■ WORK INSTRUCTIONS ■
Below are some entries; can you quote all of them exactly?

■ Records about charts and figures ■
-- BEGIN --

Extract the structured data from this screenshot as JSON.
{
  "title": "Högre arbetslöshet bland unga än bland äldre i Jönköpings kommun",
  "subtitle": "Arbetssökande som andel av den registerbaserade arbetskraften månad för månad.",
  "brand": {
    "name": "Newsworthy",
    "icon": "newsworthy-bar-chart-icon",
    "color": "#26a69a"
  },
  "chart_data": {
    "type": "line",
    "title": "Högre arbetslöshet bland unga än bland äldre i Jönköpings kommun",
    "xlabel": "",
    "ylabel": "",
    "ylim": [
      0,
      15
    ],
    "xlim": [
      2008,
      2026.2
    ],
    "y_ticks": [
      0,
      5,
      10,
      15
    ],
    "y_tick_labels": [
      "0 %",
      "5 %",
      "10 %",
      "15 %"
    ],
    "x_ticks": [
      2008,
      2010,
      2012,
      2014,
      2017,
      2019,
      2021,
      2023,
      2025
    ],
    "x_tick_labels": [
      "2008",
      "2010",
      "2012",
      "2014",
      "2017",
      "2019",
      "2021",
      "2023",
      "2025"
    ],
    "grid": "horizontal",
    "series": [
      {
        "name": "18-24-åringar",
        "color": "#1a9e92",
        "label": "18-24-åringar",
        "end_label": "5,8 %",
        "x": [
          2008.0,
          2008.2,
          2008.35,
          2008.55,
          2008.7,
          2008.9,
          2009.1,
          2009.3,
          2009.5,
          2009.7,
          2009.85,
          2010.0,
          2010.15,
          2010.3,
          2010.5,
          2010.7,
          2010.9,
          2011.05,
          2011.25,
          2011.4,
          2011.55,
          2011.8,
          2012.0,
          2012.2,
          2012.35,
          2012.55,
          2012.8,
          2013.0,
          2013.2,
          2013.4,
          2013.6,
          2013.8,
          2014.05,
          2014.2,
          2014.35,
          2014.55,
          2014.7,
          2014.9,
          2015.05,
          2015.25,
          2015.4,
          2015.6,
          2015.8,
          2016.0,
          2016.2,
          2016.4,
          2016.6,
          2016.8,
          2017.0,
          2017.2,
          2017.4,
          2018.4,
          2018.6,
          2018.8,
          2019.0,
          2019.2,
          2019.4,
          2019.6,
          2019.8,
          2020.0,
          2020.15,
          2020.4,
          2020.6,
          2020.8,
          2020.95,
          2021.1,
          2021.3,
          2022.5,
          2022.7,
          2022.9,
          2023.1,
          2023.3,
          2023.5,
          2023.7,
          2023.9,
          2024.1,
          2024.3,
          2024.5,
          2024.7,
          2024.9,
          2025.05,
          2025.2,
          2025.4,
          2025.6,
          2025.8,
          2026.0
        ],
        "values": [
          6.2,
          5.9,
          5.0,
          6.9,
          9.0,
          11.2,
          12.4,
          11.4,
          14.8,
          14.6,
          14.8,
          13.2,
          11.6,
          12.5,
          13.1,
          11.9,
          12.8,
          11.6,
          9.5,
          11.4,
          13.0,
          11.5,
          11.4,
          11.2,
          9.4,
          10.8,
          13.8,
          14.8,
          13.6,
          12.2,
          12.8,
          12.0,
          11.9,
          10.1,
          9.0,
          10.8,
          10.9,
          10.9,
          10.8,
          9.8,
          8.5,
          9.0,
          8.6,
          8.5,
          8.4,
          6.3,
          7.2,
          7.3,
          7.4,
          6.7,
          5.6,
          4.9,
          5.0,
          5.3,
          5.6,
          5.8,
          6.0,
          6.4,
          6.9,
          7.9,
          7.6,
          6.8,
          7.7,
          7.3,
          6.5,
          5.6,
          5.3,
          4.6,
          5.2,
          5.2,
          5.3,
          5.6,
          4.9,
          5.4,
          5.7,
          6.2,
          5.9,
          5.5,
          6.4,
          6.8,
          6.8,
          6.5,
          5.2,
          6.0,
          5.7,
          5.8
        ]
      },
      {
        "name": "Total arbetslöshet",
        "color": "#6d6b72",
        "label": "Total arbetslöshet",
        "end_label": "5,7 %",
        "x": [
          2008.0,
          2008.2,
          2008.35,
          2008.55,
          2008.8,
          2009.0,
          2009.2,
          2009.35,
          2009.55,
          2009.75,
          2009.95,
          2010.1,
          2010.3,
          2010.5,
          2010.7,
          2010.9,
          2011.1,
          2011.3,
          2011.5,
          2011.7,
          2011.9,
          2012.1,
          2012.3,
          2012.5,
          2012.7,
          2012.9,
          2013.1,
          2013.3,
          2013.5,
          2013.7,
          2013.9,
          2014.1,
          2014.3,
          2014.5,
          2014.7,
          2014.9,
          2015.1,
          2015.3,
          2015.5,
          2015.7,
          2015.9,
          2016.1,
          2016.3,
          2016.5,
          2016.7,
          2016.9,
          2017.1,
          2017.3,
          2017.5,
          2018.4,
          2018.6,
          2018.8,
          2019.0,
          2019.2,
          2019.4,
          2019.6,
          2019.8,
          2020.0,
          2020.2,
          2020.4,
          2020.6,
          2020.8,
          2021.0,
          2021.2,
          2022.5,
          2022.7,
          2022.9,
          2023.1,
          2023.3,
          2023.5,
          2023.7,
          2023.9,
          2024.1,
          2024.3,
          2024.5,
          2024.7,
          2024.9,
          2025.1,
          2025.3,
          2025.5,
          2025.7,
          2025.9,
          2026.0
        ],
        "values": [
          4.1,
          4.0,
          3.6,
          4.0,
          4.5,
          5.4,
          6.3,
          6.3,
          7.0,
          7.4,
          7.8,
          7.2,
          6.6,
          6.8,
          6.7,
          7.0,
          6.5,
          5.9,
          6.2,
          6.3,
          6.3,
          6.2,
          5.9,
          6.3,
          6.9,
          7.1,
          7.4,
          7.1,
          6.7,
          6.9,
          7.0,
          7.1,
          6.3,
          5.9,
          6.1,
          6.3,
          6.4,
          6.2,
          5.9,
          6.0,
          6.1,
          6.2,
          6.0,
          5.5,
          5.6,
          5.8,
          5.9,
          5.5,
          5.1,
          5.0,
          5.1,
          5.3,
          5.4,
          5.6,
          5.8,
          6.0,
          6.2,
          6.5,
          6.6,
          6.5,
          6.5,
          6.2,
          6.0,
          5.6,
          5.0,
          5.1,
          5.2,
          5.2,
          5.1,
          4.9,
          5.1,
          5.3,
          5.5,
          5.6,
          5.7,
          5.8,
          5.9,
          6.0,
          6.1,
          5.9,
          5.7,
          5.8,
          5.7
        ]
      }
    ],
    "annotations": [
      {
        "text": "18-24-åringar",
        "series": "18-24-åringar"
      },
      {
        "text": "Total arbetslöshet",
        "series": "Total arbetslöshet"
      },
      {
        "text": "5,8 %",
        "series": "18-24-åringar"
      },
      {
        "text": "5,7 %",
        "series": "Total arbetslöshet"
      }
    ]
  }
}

-- END --

■ ANSWER TO THE EXERCISE ■
Extract the structured data from this screenshot as JSON.
{
  "title": "Högre arbetslöshet bland unga än bland äldre i Jönköpings kommun",
  "subtitle": "Arbetssökande som andel av den registerbaserade arbetskraften månad för månad.",
  "brand": {
    "name": "Newsworthy",
    "icon": "newsworthy-bar-chart-icon",
    "color": "#26a69a"
  },
  "chart_data": {
    "type": "line",
    "title": "Högre arbetslöshet bland unga än bland äldre i Jönköpings kommun",
    "xlabel": "",
    "ylabel": "",
    "ylim": [
      0,
      15
    ],
    "xlim": [
      2008,
      2026.2
    ],
    "y_ticks": [
      0,
      5,
      10,
      15
    ],
    "y_tick_labels": [
      "0 %",
      "5 %",
      "10 %",
      "15 %"
    ],
    "x_ticks": [
      2008,
      2010,
      2012,
      2014,
      2017,
      2019,
      2021,
      2023,
      2025
    ],
    "x_tick_labels": [
      "2008",
      "2010",
      "2012",
      "2014",
      "2017",
      "2019",
      "2021",
      "2023",
      "2025"
    ],
    "grid": "horizontal",
    "series": [
      {
        "name": "18-24-åringar",
        "color": "#1a9e92",
        "label": "18-24-åringar",
        "end_label": "5,8 %",
        "x": [
          2008.0,
          2008.2,
          2008.35,
          2008.55,
          2008.7,
          2008.9,
          2009.1,
          2009.3,
          2009.5,
          2009.7,
          2009.85,
          2010.0,
          2010.15,
          2010.3,
          2010.5,
          2010.7,
          2010.9,
          2011.05,
          2011.25,
          2011.4,
          2011.55,
          2011.8,
          2012.0,
          2012.2,
          2012.35,
          2012.55,
          2012.8,
          2013.0,
          2013.2,
          2013.4,
          2013.6,
          2013.8,
          2014.05,
          2014.2,
          2014.35,
          2014.55,
          2014.7,
          2014.9,
          2015.05,
          2015.25,
          2015.4,
          2015.6,
          2015.8,
          2016.0,
          2016.2,
          2016.4,
          2016.6,
          2016.8,
          2017.0,
          2017.2,
          2017.4,
          2018.4,
          2018.6,
          2018.8,
          2019.0,
          2019.2,
          2019.4,
          2019.6,
          2019.8,
          2020.0,
          2020.15,
          2020.4,
          2020.6,
          2020.8,
          2020.95,
          2021.1,
          2021.3,
          2022.5,
          2022.7,
          2022.9,
          2023.1,
          2023.3,
          2023.5,
          2023.7,
          2023.9,
          2024.1,
          2024.3,
          2024.5,
          2024.7,
          2024.9,
          2025.05,
          2025.2,
          2025.4,
          2025.6,
          2025.8,
          2026.0
        ],
        "values": [
          6.2,
          5.9,
          5.0,
          6.9,
          9.0,
          11.2,
          12.4,
          11.4,
          14.8,
          14.6,
          14.8,
          13.2,
          11.6,
          12.5,
          13.1,
          11.9,
          12.8,
          11.6,
          9.5,
          11.4,
          13.0,
          11.5,
          11.4,
          11.2,
          9.4,
          10.8,
          13.8,
          14.8,
          13.6,
          12.2,
          12.8,
          12.0,
          11.9,
          10.1,
          9.0,
          10.8,
          10.9,
          10.9,
          10.8,
          9.8,
          8.5,
          9.0,
          8.6,
          8.5,
          8.4,
          6.3,
          7.2,
          7.3,
          7.4,
          6.7,
          5.6,
          4.9,
          5.0,
          5.3,
          5.6,
          5.8,
          6.0,
          6.4,
          6.9,
          7.9,
          7.6,
          6.8,
          7.7,
          7.3,
          6.5,
          5.6,
          5.3,
          4.6,
          5.2,
          5.2,
          5.3,
          5.6,
          4.9,
          5.4,
          5.7,
          6.2,
          5.9,
          5.5,
          6.4,
          6.8,
          6.8,
          6.5,
          5.2,
          6.0,
          5.7,
          5.8
        ]
      },
      {
        "name": "Total arbetslöshet",
        "color": "#6d6b72",
        "label": "Total arbetslöshet",
        "end_label": "5,7 %",
        "x": [
          2008.0,
          2008.2,
          2008.35,
          2008.55,
          2008.8,
          2009.0,
          2009.2,
          2009.35,
          2009.55,
          2009.75,
          2009.95,
          2010.1,
          2010.3,
          2010.5,
          2010.7,
          2010.9,
          2011.1,
          2011.3,
          2011.5,
          2011.7,
          2011.9,
          2012.1,
          2012.3,
          2012.5,
          2012.7,
          2012.9,
          2013.1,
          2013.3,
          2013.5,
          2013.7,
          2013.9,
          2014.1,
          2014.3,
          2014.5,
          2014.7,
          2014.9,
          2015.1,
          2015.3,
          2015.5,
          2015.7,
          2015.9,
          2016.1,
          2016.3,
          2016.5,
          2016.7,
          2016.9,
          2017.1,
          2017.3,
          2017.5,
          2018.4,
          2018.6,
          2018.8,
          2019.0,
          2019.2,
          2019.4,
          2019.6,
          2019.8,
          2020.0,
          2020.2,
          2020.4,
          2020.6,
          2020.8,
          2021.0,
          2021.2,
          2022.5,
          2022.7,
          2022.9,
          2023.1,
          2023.3,
          2023.5,
          2023.7,
          2023.9,
          2024.1,
          2024.3,
          2024.5,
          2024.7,
          2024.9,
          2025.1,
          2025.3,
          2025.5,
          2025.7,
          2025.9,
          2026.0
        ],
        "values": [
          4.1,
          4.0,
          3.6,
          4.0,
          4.5,
          5.4,
          6.3,
          6.3,
          7.0,
          7.4,
          7.8,
          7.2,
          6.6,
          6.8,
          6.7,
          7.0,
          6.5,
          5.9,
          6.2,
          6.3,
          6.3,
          6.2,
          5.9,
          6.3,
          6.9,
          7.1,
          7.4,
          7.1,
          6.7,
          6.9,
          7.0,
          7.1,
          6.3,
          5.9,
          6.1,
          6.3,
          6.4,
          6.2,
          5.9,
          6.0,
          6.1,
          6.2,
          6.0,
          5.5,
          5.6,
          5.8,
          5.9,
          5.5,
          5.1,
          5.0,
          5.1,
          5.3,
          5.4,
          5.6,
          5.8,
          6.0,
          6.2,
          6.5,
          6.6,
          6.5,
          6.5,
          6.2,
          6.0,
          5.6,
          5.0,
          5.1,
          5.2,
          5.2,
          5.1,
          4.9,
          5.1,
          5.3,
          5.5,
          5.6,
          5.7,
          5.8,
          5.9,
          6.0,
          6.1,
          5.9,
          5.7,
          5.8,
          5.7
        ]
      }
    ],
    "annotations": [
      {
        "text": "18-24-åringar",
        "series": "18-24-åringar"
      },
      {
        "text": "Total arbetslöshet",
        "series": "Total arbetslöshet"
      },
      {
        "text": "5,8 %",
        "series": "18-24-åringar"
      },
      {
        "text": "5,7 %",
        "series": "Total arbetslöshet"
      }
    ]
  }
}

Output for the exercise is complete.